** start RECORDS SHOWN **

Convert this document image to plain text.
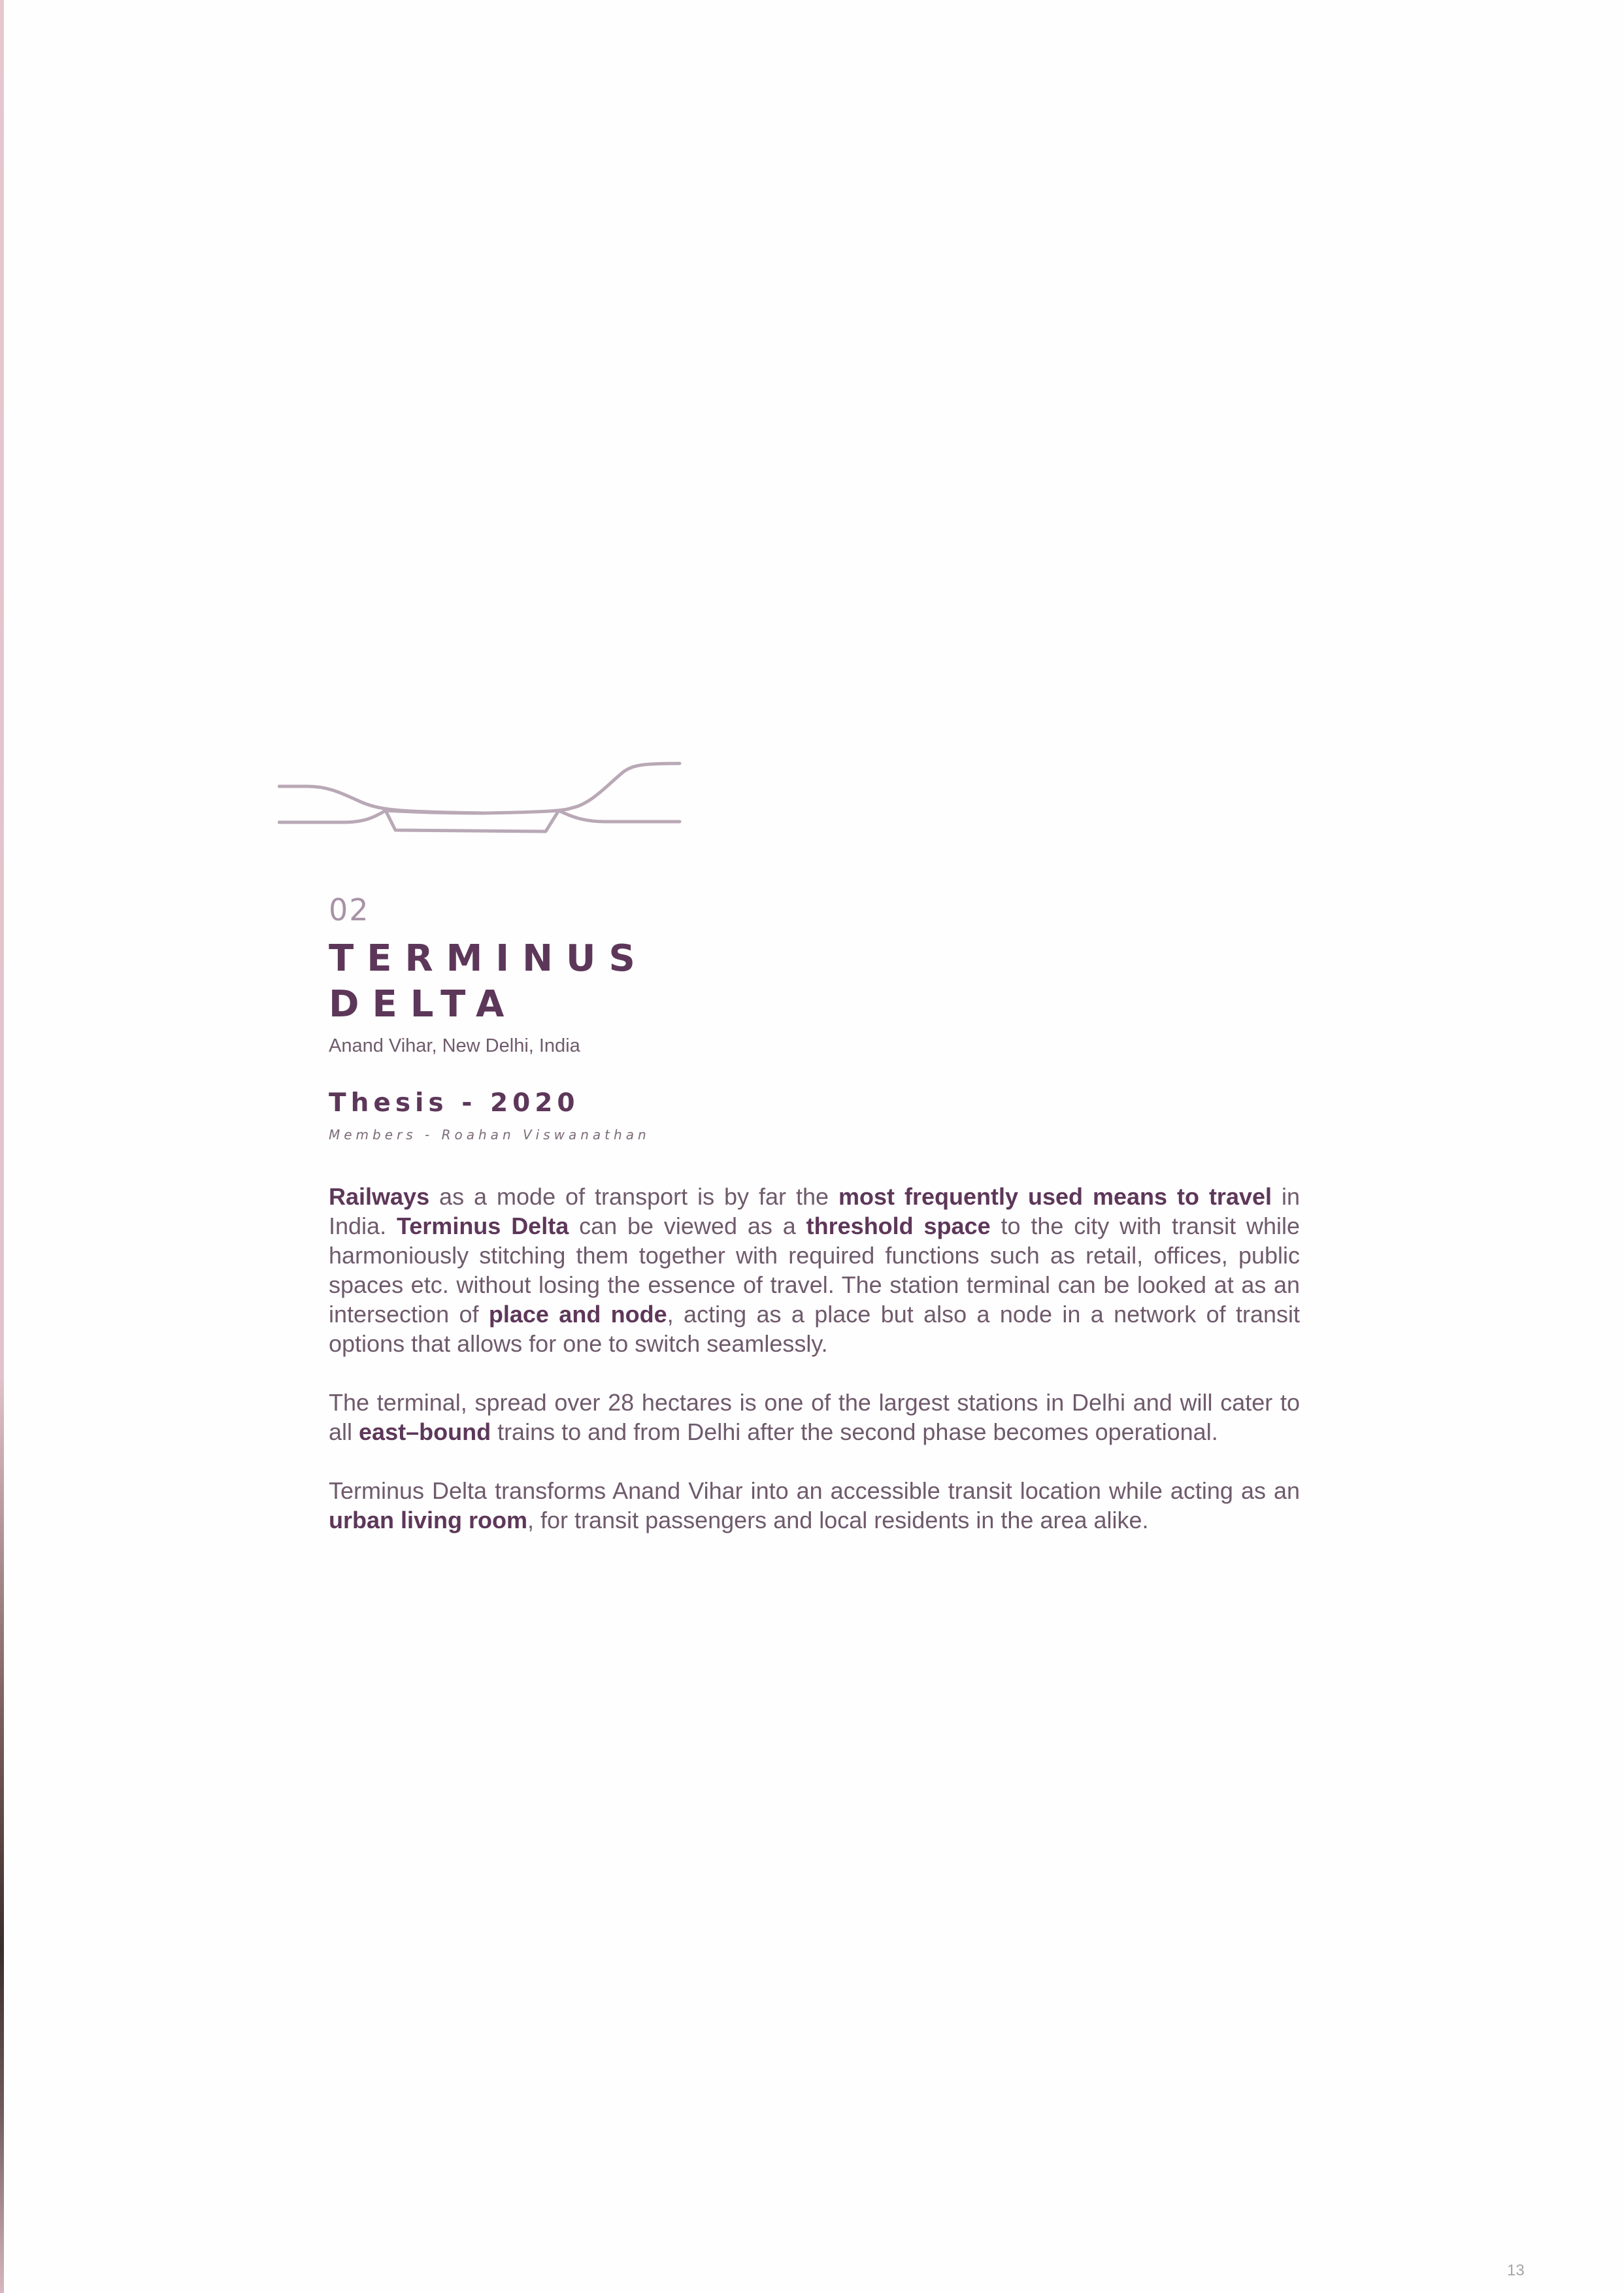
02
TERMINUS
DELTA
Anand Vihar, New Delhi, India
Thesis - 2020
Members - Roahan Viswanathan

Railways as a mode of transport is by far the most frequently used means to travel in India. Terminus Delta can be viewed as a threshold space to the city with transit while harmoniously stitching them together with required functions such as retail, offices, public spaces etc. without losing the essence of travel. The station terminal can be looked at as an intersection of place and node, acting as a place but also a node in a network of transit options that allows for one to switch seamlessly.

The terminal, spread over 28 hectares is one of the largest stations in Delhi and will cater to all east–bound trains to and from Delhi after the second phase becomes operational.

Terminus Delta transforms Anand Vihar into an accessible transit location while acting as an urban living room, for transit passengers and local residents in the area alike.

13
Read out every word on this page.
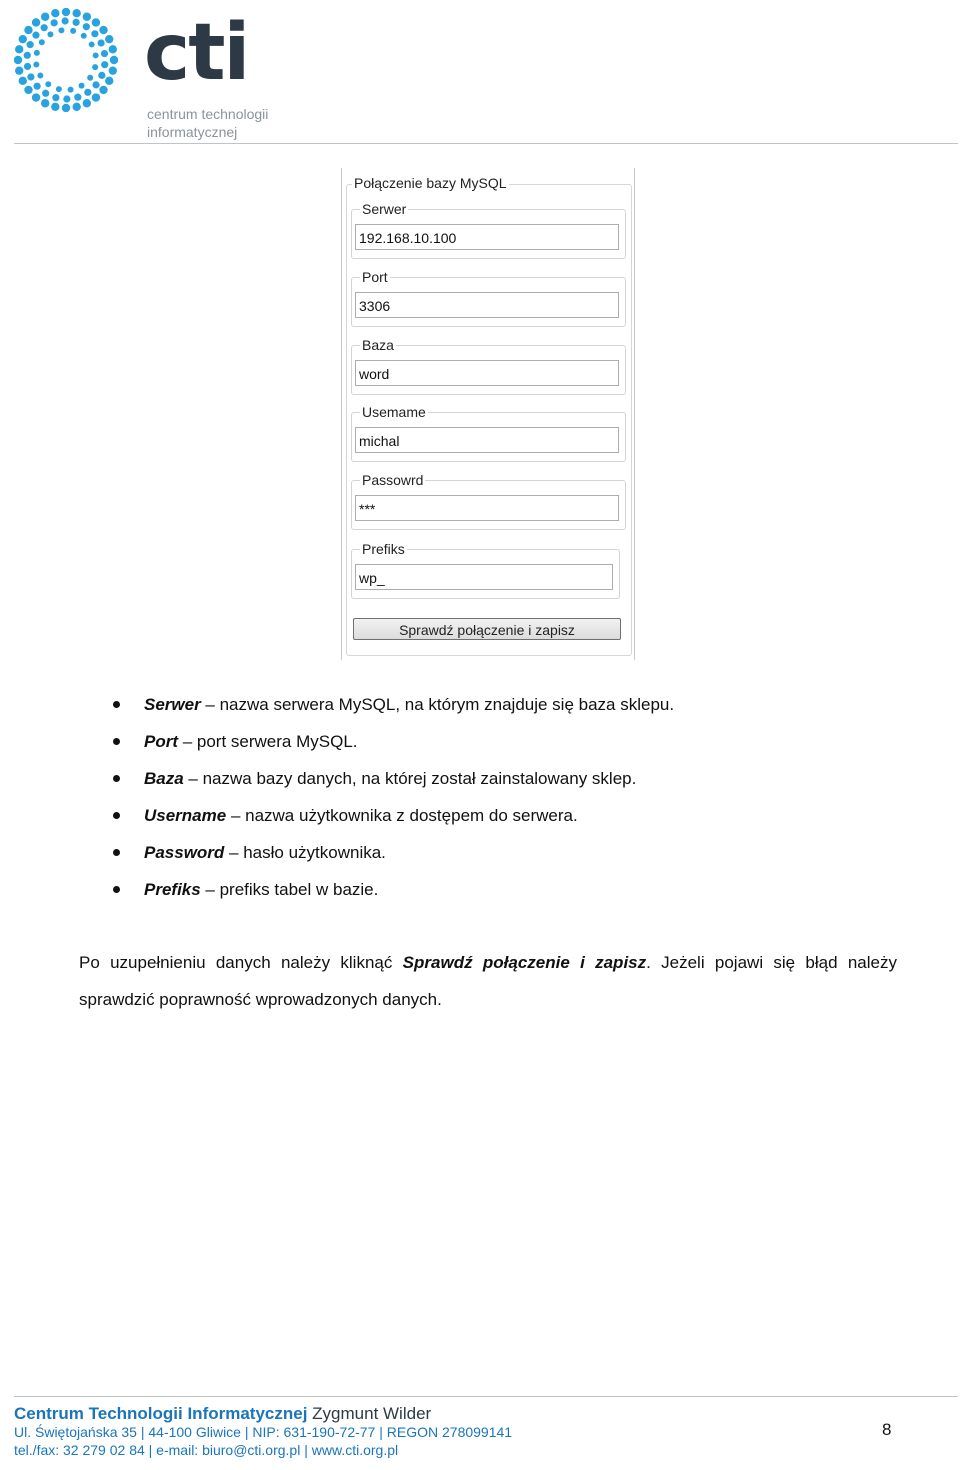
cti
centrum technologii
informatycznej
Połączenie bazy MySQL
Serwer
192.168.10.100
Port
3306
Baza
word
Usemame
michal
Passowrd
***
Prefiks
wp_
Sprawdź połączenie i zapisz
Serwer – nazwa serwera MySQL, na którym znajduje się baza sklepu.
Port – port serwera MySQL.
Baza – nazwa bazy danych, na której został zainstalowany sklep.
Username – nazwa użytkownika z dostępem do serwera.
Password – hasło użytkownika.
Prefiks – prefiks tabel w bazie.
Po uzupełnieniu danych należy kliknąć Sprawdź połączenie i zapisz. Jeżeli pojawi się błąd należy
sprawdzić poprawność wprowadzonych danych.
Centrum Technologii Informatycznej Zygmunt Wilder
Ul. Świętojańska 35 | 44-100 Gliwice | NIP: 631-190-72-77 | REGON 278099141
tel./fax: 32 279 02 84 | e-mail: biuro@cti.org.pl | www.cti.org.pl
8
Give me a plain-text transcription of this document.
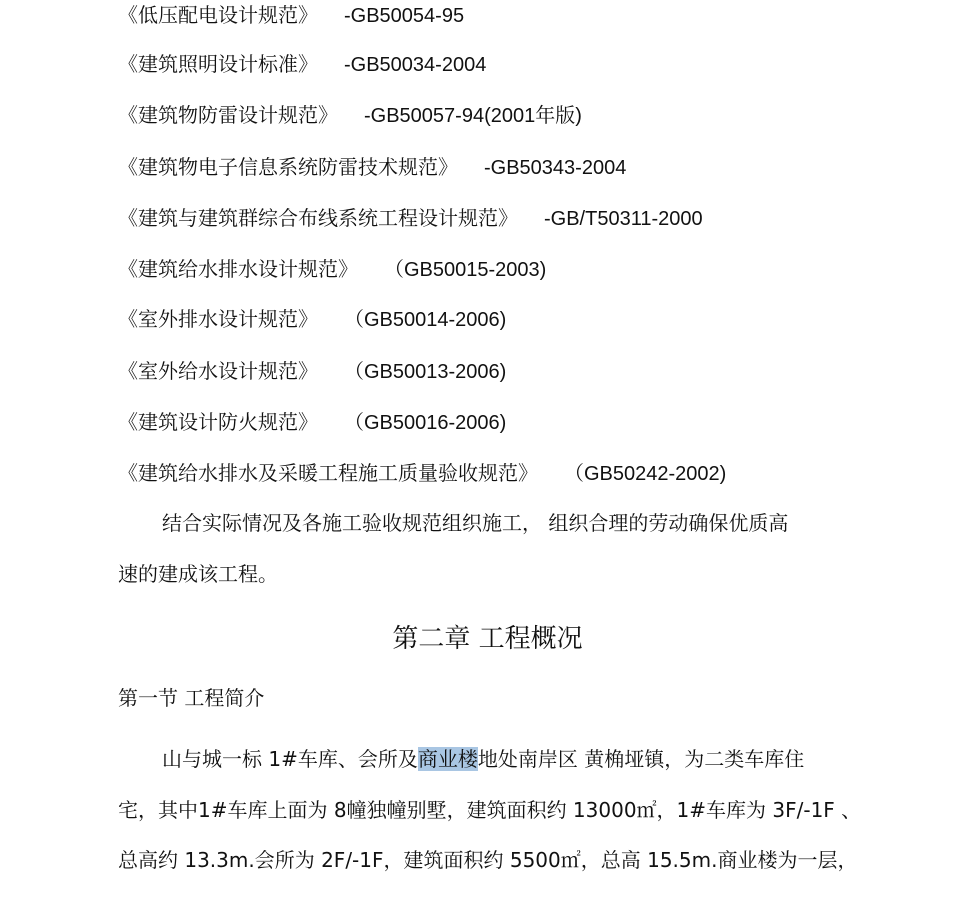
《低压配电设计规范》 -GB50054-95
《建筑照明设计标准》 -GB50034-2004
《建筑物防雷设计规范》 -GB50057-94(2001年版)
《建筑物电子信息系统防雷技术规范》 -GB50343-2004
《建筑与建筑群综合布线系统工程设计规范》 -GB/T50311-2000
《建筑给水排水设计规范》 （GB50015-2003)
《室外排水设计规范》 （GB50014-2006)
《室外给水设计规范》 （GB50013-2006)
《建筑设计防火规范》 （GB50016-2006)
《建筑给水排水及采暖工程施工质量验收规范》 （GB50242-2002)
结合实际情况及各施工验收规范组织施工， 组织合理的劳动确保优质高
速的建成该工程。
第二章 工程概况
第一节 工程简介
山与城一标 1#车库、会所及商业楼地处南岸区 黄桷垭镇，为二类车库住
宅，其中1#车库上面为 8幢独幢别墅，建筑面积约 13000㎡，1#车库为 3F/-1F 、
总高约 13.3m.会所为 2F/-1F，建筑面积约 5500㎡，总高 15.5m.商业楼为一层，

** end RECORDS SHOWN **

TASK TO CARRY OUT |
Each record above should be copied character for character, with pictures dropped.

ANSWER TO THIS PROBLEM |
Convert this document image to plain text.
02
TERMINUS
DELTA
Anand Vihar, New Delhi, India
Thesis - 2020
Members - Roahan Viswanathan

Railways as a mode of transport is by far the most frequently used means to travel in India. Terminus Delta can be viewed as a threshold space to the city with transit while harmoniously stitching them together with required functions such as retail, offices, public spaces etc. without losing the essence of travel. The station terminal can be looked at as an intersection of place and node, acting as a place but also a node in a network of transit options that allows for one to switch seamlessly.

The terminal, spread over 28 hectares is one of the largest stations in Delhi and will cater to all east–bound trains to and from Delhi after the second phase becomes operational.

Terminus Delta transforms Anand Vihar into an accessible transit location while acting as an urban living room, for transit passengers and local residents in the area alike.

13
Read out every word on this page.
cti
centrum technologii
informatycznej
Połączenie bazy MySQL
Serwer
192.168.10.100
Port
3306
Baza
word
Usemame
michal
Passowrd
***
Prefiks
wp_
Sprawdź połączenie i zapisz
Serwer – nazwa serwera MySQL, na którym znajduje się baza sklepu.
Port – port serwera MySQL.
Baza – nazwa bazy danych, na której został zainstalowany sklep.
Username – nazwa użytkownika z dostępem do serwera.
Password – hasło użytkownika.
Prefiks – prefiks tabel w bazie.
Po uzupełnieniu danych należy kliknąć Sprawdź połączenie i zapisz. Jeżeli pojawi się błąd należy
sprawdzić poprawność wprowadzonych danych.
Centrum Technologii Informatycznej Zygmunt Wilder
Ul. Świętojańska 35 | 44-100 Gliwice | NIP: 631-190-72-77 | REGON 278099141
tel./fax: 32 279 02 84 | e-mail: biuro@cti.org.pl | www.cti.org.pl
8
Give me a plain-text transcription of this document.
《低压配电设计规范》 -GB50054-95
《建筑照明设计标准》 -GB50034-2004
《建筑物防雷设计规范》 -GB50057-94(2001年版)
《建筑物电子信息系统防雷技术规范》 -GB50343-2004
《建筑与建筑群综合布线系统工程设计规范》 -GB/T50311-2000
《建筑给水排水设计规范》 （GB50015-2003)
《室外排水设计规范》 （GB50014-2006)
《室外给水设计规范》 （GB50013-2006)
《建筑设计防火规范》 （GB50016-2006)
《建筑给水排水及采暖工程施工质量验收规范》 （GB50242-2002)
结合实际情况及各施工验收规范组织施工， 组织合理的劳动确保优质高
速的建成该工程。
第二章 工程概况
第一节 工程简介
山与城一标 1#车库、会所及商业楼地处南岸区 黄桷垭镇，为二类车库住
宅，其中1#车库上面为 8幢独幢别墅，建筑面积约 13000㎡，1#车库为 3F/-1F 、
总高约 13.3m.会所为 2F/-1F，建筑面积约 5500㎡，总高 15.5m.商业楼为一层，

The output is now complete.